#### [Instructions for the task]
The records that follow should be retyped word for word.

____ Data rows

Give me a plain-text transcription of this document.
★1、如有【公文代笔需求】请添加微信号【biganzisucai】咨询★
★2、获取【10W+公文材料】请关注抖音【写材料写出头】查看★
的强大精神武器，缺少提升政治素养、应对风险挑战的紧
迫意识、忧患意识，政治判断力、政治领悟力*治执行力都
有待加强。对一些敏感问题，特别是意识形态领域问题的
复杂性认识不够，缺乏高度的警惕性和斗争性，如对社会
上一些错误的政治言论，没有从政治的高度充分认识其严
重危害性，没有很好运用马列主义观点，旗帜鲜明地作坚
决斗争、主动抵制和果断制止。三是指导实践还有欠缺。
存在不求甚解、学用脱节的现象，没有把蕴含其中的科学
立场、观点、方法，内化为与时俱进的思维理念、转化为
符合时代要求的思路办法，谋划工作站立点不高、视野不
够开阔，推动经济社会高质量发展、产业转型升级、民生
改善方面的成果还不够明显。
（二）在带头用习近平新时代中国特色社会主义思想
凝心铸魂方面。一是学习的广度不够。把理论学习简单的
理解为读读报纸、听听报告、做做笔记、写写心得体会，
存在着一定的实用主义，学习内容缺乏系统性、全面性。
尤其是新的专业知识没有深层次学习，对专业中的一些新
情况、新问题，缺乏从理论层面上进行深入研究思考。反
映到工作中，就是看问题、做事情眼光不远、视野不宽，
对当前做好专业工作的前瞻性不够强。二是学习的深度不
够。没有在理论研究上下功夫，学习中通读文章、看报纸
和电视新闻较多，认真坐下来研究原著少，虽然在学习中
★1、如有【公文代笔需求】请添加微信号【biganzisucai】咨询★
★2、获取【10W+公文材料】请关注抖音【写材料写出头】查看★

________

#### [Completed task]
Give me a plain-text transcription of this document.
★1、如有【公文代笔需求】请添加微信号【biganzisucai】咨询★
★2、获取【10W+公文材料】请关注抖音【写材料写出头】查看★
的强大精神武器，缺少提升政治素养、应对风险挑战的紧
迫意识、忧患意识，政治判断力、政治领悟力*治执行力都
有待加强。对一些敏感问题，特别是意识形态领域问题的
复杂性认识不够，缺乏高度的警惕性和斗争性，如对社会
上一些错误的政治言论，没有从政治的高度充分认识其严
重危害性，没有很好运用马列主义观点，旗帜鲜明地作坚
决斗争、主动抵制和果断制止。三是指导实践还有欠缺。
存在不求甚解、学用脱节的现象，没有把蕴含其中的科学
立场、观点、方法，内化为与时俱进的思维理念、转化为
符合时代要求的思路办法，谋划工作站立点不高、视野不
够开阔，推动经济社会高质量发展、产业转型升级、民生
改善方面的成果还不够明显。
（二）在带头用习近平新时代中国特色社会主义思想
凝心铸魂方面。一是学习的广度不够。把理论学习简单的
理解为读读报纸、听听报告、做做笔记、写写心得体会，
存在着一定的实用主义，学习内容缺乏系统性、全面性。
尤其是新的专业知识没有深层次学习，对专业中的一些新
情况、新问题，缺乏从理论层面上进行深入研究思考。反
映到工作中，就是看问题、做事情眼光不远、视野不宽，
对当前做好专业工作的前瞻性不够强。二是学习的深度不
够。没有在理论研究上下功夫，学习中通读文章、看报纸
和电视新闻较多，认真坐下来研究原著少，虽然在学习中
★1、如有【公文代笔需求】请添加微信号【biganzisucai】咨询★
★2、获取【10W+公文材料】请关注抖音【写材料写出头】查看★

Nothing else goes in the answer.